** Begin SUPPLIED MATERIAL **
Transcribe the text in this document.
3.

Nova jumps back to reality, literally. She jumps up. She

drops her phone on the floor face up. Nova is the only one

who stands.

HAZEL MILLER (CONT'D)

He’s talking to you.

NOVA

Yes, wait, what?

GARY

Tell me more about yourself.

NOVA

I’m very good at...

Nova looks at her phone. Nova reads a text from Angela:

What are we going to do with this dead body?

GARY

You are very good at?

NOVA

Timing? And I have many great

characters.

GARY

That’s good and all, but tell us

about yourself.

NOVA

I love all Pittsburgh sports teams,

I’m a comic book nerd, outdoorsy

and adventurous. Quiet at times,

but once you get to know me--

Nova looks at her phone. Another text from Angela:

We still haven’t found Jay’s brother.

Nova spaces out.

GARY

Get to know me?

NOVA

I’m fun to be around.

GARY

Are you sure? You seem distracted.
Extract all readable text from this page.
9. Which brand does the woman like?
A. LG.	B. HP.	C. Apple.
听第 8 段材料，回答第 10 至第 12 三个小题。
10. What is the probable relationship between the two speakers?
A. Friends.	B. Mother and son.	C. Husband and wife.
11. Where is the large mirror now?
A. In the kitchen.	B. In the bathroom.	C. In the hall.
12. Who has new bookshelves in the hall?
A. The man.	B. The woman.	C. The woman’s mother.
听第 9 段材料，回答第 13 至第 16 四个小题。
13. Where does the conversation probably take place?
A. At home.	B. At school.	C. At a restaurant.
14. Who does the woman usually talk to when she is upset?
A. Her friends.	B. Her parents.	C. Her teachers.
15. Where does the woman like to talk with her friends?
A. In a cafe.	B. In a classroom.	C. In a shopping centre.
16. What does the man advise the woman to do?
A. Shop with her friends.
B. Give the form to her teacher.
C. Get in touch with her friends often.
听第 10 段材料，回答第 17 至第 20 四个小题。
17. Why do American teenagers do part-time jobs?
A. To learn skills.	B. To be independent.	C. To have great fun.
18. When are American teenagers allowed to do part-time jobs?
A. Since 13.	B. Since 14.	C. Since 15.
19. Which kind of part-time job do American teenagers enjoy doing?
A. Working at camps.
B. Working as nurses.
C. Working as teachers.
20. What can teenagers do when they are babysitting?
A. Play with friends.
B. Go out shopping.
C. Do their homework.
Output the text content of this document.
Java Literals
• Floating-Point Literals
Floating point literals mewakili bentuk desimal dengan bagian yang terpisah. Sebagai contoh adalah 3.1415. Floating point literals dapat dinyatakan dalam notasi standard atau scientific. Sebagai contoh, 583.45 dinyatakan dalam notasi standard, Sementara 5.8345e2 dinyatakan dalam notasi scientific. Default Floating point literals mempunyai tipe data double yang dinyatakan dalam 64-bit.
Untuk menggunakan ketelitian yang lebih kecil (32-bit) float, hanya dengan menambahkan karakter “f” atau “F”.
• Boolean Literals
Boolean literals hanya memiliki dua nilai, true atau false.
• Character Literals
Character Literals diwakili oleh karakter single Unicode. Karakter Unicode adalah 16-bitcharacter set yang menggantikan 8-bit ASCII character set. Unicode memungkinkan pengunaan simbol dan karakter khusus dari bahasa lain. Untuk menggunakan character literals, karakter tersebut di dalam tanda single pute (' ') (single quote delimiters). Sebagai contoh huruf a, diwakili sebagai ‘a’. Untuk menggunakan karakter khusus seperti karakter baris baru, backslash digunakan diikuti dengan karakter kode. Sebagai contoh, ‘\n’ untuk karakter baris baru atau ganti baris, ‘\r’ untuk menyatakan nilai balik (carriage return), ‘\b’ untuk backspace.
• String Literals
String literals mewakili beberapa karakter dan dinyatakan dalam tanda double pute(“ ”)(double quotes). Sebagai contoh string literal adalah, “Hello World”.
** End SUPPLIED MATERIAL **
• **YOUR OBJECTIVE**
Output the records verbatim, from the first line to the last.

• **COMPLETE OUTPUT**
Transcribe the text in this document.
3.

Nova jumps back to reality, literally. She jumps up. She

drops her phone on the floor face up. Nova is the only one

who stands.

HAZEL MILLER (CONT'D)

He’s talking to you.

NOVA

Yes, wait, what?

GARY

Tell me more about yourself.

NOVA

I’m very good at...

Nova looks at her phone. Nova reads a text from Angela:

What are we going to do with this dead body?

GARY

You are very good at?

NOVA

Timing? And I have many great

characters.

GARY

That’s good and all, but tell us

about yourself.

NOVA

I love all Pittsburgh sports teams,

I’m a comic book nerd, outdoorsy

and adventurous. Quiet at times,

but once you get to know me--

Nova looks at her phone. Another text from Angela:

We still haven’t found Jay’s brother.

Nova spaces out.

GARY

Get to know me?

NOVA

I’m fun to be around.

GARY

Are you sure? You seem distracted.
Extract all readable text from this page.
9. Which brand does the woman like?
A. LG.	B. HP.	C. Apple.
听第 8 段材料，回答第 10 至第 12 三个小题。
10. What is the probable relationship between the two speakers?
A. Friends.	B. Mother and son.	C. Husband and wife.
11. Where is the large mirror now?
A. In the kitchen.	B. In the bathroom.	C. In the hall.
12. Who has new bookshelves in the hall?
A. The man.	B. The woman.	C. The woman’s mother.
听第 9 段材料，回答第 13 至第 16 四个小题。
13. Where does the conversation probably take place?
A. At home.	B. At school.	C. At a restaurant.
14. Who does the woman usually talk to when she is upset?
A. Her friends.	B. Her parents.	C. Her teachers.
15. Where does the woman like to talk with her friends?
A. In a cafe.	B. In a classroom.	C. In a shopping centre.
16. What does the man advise the woman to do?
A. Shop with her friends.
B. Give the form to her teacher.
C. Get in touch with her friends often.
听第 10 段材料，回答第 17 至第 20 四个小题。
17. Why do American teenagers do part-time jobs?
A. To learn skills.	B. To be independent.	C. To have great fun.
18. When are American teenagers allowed to do part-time jobs?
A. Since 13.	B. Since 14.	C. Since 15.
19. Which kind of part-time job do American teenagers enjoy doing?
A. Working at camps.
B. Working as nurses.
C. Working as teachers.
20. What can teenagers do when they are babysitting?
A. Play with friends.
B. Go out shopping.
C. Do their homework.
Output the text content of this document.
Java Literals
• Floating-Point Literals
Floating point literals mewakili bentuk desimal dengan bagian yang terpisah. Sebagai contoh adalah 3.1415. Floating point literals dapat dinyatakan dalam notasi standard atau scientific. Sebagai contoh, 583.45 dinyatakan dalam notasi standard, Sementara 5.8345e2 dinyatakan dalam notasi scientific. Default Floating point literals mempunyai tipe data double yang dinyatakan dalam 64-bit.
Untuk menggunakan ketelitian yang lebih kecil (32-bit) float, hanya dengan menambahkan karakter “f” atau “F”.
• Boolean Literals
Boolean literals hanya memiliki dua nilai, true atau false.
• Character Literals
Character Literals diwakili oleh karakter single Unicode. Karakter Unicode adalah 16-bitcharacter set yang menggantikan 8-bit ASCII character set. Unicode memungkinkan pengunaan simbol dan karakter khusus dari bahasa lain. Untuk menggunakan character literals, karakter tersebut di dalam tanda single pute (' ') (single quote delimiters). Sebagai contoh huruf a, diwakili sebagai ‘a’. Untuk menggunakan karakter khusus seperti karakter baris baru, backslash digunakan diikuti dengan karakter kode. Sebagai contoh, ‘\n’ untuk karakter baris baru atau ganti baris, ‘\r’ untuk menyatakan nilai balik (carriage return), ‘\b’ untuk backspace.
• String Literals
String literals mewakili beberapa karakter dan dinyatakan dalam tanda double pute(“ ”)(double quotes). Sebagai contoh string literal adalah, “Hello World”.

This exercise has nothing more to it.